• OBJECTIVE
Below are records to transcribe exactly, without their pictures.

(Items listed in a dataset)
((
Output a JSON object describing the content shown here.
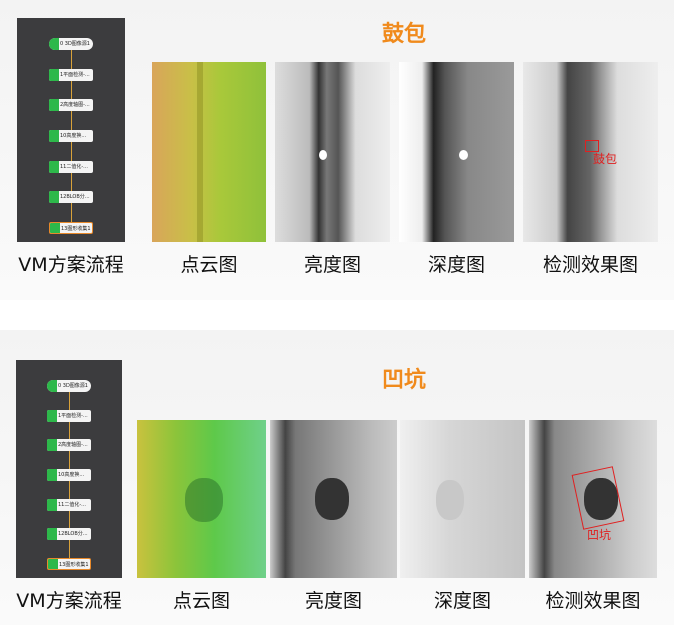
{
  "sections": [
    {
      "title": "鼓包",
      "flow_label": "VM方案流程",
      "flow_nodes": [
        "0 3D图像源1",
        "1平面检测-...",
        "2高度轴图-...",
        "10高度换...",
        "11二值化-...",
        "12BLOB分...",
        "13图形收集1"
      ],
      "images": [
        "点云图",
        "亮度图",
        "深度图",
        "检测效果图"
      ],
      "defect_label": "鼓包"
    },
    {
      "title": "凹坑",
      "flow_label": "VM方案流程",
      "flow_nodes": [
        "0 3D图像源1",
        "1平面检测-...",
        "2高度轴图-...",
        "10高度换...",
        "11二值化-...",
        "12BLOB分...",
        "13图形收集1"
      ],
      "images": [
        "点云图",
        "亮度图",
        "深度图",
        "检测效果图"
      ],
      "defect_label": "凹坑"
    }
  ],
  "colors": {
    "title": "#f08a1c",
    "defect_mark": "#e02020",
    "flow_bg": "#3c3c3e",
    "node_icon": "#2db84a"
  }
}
))
• ANSWER FOR THE TASK
Output a JSON object describing the content shown here.
{
  "sections": [
    {
      "title": "鼓包",
      "flow_label": "VM方案流程",
      "flow_nodes": [
        "0 3D图像源1",
        "1平面检测-...",
        "2高度轴图-...",
        "10高度换...",
        "11二值化-...",
        "12BLOB分...",
        "13图形收集1"
      ],
      "images": [
        "点云图",
        "亮度图",
        "深度图",
        "检测效果图"
      ],
      "defect_label": "鼓包"
    },
    {
      "title": "凹坑",
      "flow_label": "VM方案流程",
      "flow_nodes": [
        "0 3D图像源1",
        "1平面检测-...",
        "2高度轴图-...",
        "10高度换...",
        "11二值化-...",
        "12BLOB分...",
        "13图形收集1"
      ],
      "images": [
        "点云图",
        "亮度图",
        "深度图",
        "检测效果图"
      ],
      "defect_label": "凹坑"
    }
  ],
  "colors": {
    "title": "#f08a1c",
    "defect_mark": "#e02020",
    "flow_bg": "#3c3c3e",
    "node_icon": "#2db84a"
  }
}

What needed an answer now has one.